-- Start of Extracted entries --
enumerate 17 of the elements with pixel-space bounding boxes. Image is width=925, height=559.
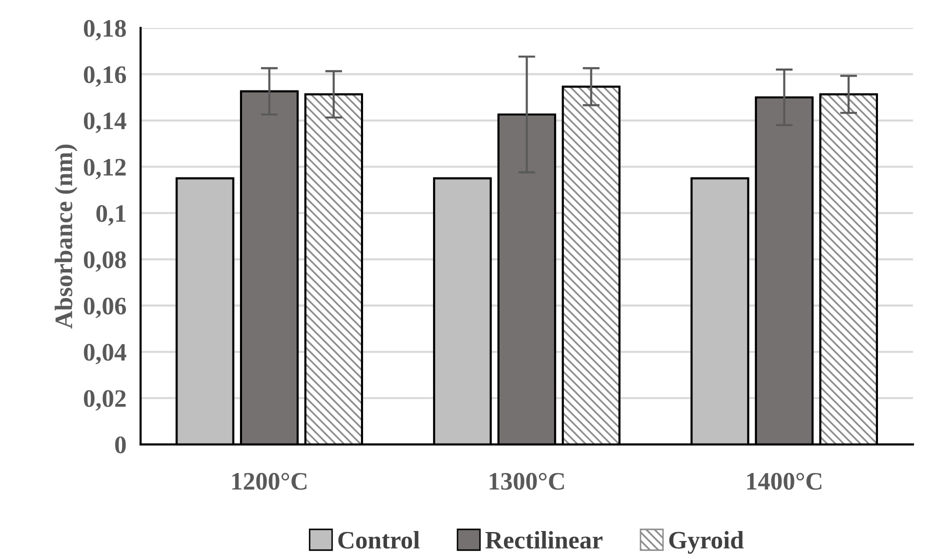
x-tick-label: 1300°C [490, 472, 564, 490]
x-tick-label: 1400°C [747, 472, 822, 490]
y-tick-label: 0,18 [84, 20, 126, 40]
legend-label: Gyroid [669, 531, 744, 554]
legend-label: Control [338, 531, 420, 549]
y-tick-label: 0,14 [84, 112, 126, 134]
y-axis-title: Absorbance (nm) [54, 144, 78, 329]
y-tick-label: 0 [115, 436, 126, 454]
x-tick-label: 1200°C [232, 472, 306, 490]
y-tick-label: 0,06 [84, 298, 126, 318]
y-tick-label: 0,08 [84, 251, 126, 272]
y-tick-label: 0,04 [84, 344, 126, 364]
y-tick-label: 0,02 [84, 390, 126, 411]
legend-label: Rectilinear [485, 531, 602, 549]
y-tick-label: 0,16 [84, 66, 126, 87]
y-tick-label: 0,1 [96, 205, 126, 226]
y-tick-label: 0,12 [84, 158, 126, 180]
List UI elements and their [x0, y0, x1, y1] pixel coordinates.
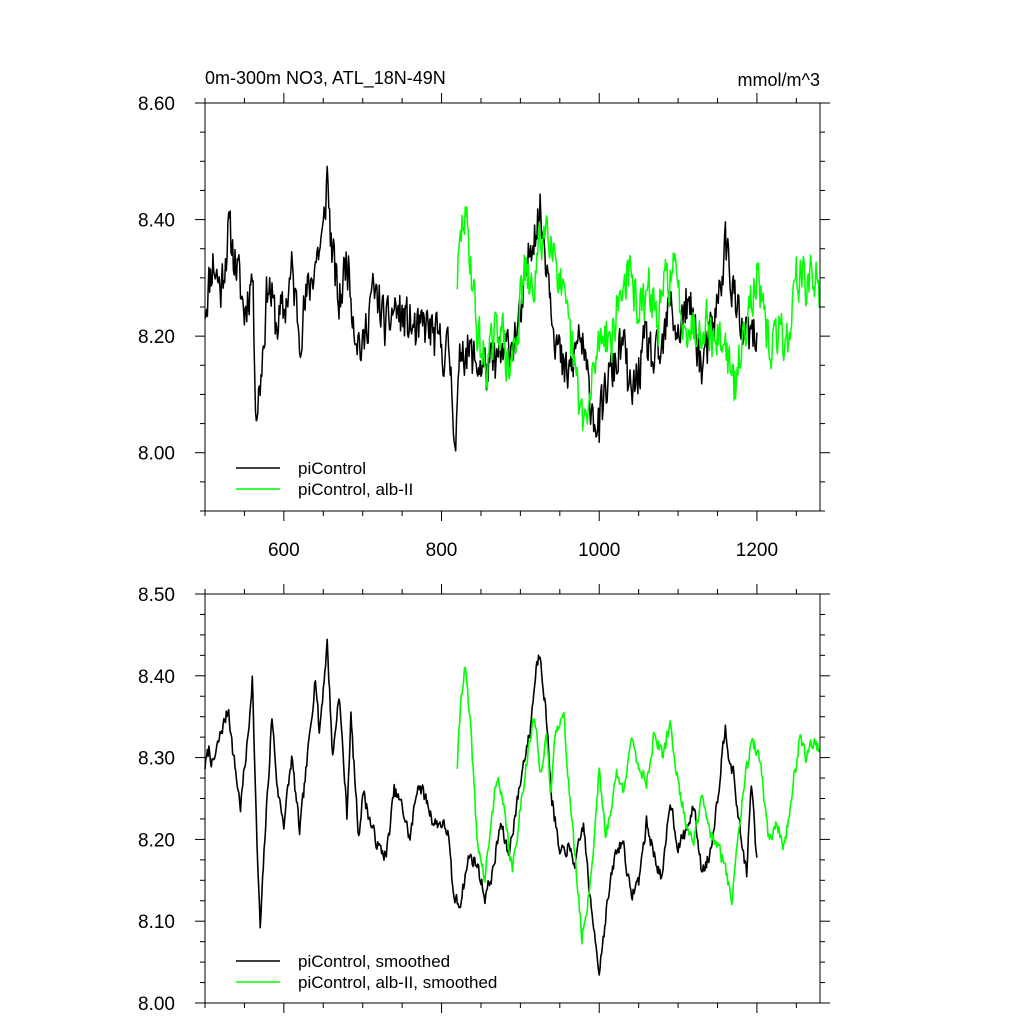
x-tick-label: 1200 — [736, 540, 778, 561]
legend-label-picontrol-alb-ii: piControl, alb-II — [298, 480, 413, 499]
x-tick-label: 1000 — [578, 540, 620, 561]
top-axis-layer: 600 800 1000 1200 8.00 8.20 8.40 8.60 — [138, 93, 830, 561]
bottom-legend: piControl, smoothed piControl, alb-II, s… — [236, 952, 497, 992]
series-line-picontrol — [204, 165, 758, 452]
y-tick-label: 8.20 — [138, 327, 175, 348]
plot-frame — [204, 593, 821, 1004]
y-tick-label: 8.30 — [138, 749, 175, 770]
top-chart-title: 0m-300m NO3, ATL_18N-49N — [205, 68, 446, 89]
y-tick-label: 8.00 — [138, 994, 175, 1015]
top-series-layer — [204, 165, 821, 452]
legend-label-picontrol: piControl — [298, 459, 366, 478]
series-line-picontrol-alb-ii — [456, 206, 821, 432]
y-tick-label: 8.50 — [138, 585, 175, 606]
x-tick-label: 600 — [268, 540, 300, 561]
y-tick-label: 8.40 — [138, 667, 175, 688]
series-line-picontrol-alb-ii — [456, 666, 821, 945]
top-legend: piControl piControl, alb-II — [236, 459, 413, 499]
x-tick-label: 800 — [426, 540, 458, 561]
top-chart-units: mmol/m^3 — [738, 70, 820, 90]
y-tick-label: 8.40 — [138, 211, 175, 232]
y-tick-label: 8.20 — [138, 830, 175, 851]
series-line-picontrol — [204, 638, 758, 976]
bottom-panel: 8.00 8.10 8.20 8.30 8.40 8.50 piControl, smoo… — [138, 584, 830, 1015]
y-tick-label: 8.60 — [138, 94, 175, 115]
y-tick-label: 8.00 — [138, 444, 175, 465]
y-tick-label: 8.10 — [138, 912, 175, 933]
legend-label-picontrol-smoothed: piControl, smoothed — [298, 952, 450, 971]
bottom-series-layer — [204, 638, 821, 976]
bottom-axis-layer: 8.00 8.10 8.20 8.30 8.40 8.50 — [138, 584, 830, 1015]
top-panel: 0m-300m NO3, ATL_18N-49N mmol/m^3 600 800… — [138, 68, 830, 561]
legend-label-picontrol-alb-ii-smoothed: piControl, alb-II, smoothed — [298, 973, 497, 992]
-- End of Extracted entries --
Task to complete » List every line in the items above that contains the string "axis", copying each line in full. Case counts.

Result of this task »
y-axis-title: Absorbance (nm) [54, 144, 78, 329]
top-axis-layer: 600 800 1000 1200 8.00 8.20 8.40 8.60 — [138, 93, 830, 561]
bottom-axis-layer: 8.00 8.10 8.20 8.30 8.40 8.50 — [138, 584, 830, 1015]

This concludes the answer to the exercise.